[start Material provided]

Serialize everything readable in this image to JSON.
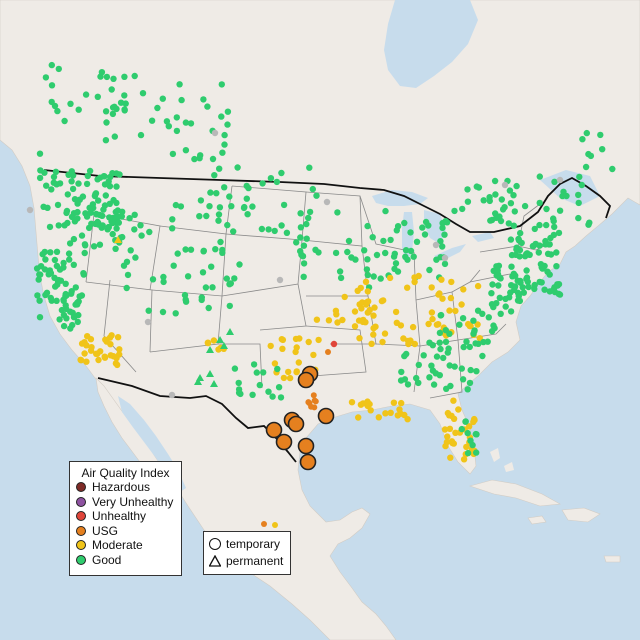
{
  "map": {
    "land_color": "#efebe6",
    "water_color": "#c7dcec",
    "us_outline_color": "#111111",
    "state_line_color": "#8a8a8a"
  },
  "aqi_legend": {
    "title": "Air Quality Index",
    "items": [
      {
        "label": "Hazardous",
        "color": "#7e2b27"
      },
      {
        "label": "Very Unhealthy",
        "color": "#8e52a1"
      },
      {
        "label": "Unhealthy",
        "color": "#e0453a"
      },
      {
        "label": "USG",
        "color": "#e5801f"
      },
      {
        "label": "Moderate",
        "color": "#f0c419"
      },
      {
        "label": "Good",
        "color": "#2fcc6e"
      }
    ]
  },
  "site_legend": {
    "items": [
      {
        "label": "temporary",
        "shape": "circle-icon"
      },
      {
        "label": "permanent",
        "shape": "triangle-icon"
      }
    ]
  },
  "no_data_color": "#b8b8b8"
}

[end Material provided]

• Short task
Extract all lines from the data in which "Unhealthy" is found.

• Solution
        "label": "Very Unhealthy",
        "label": "Unhealthy",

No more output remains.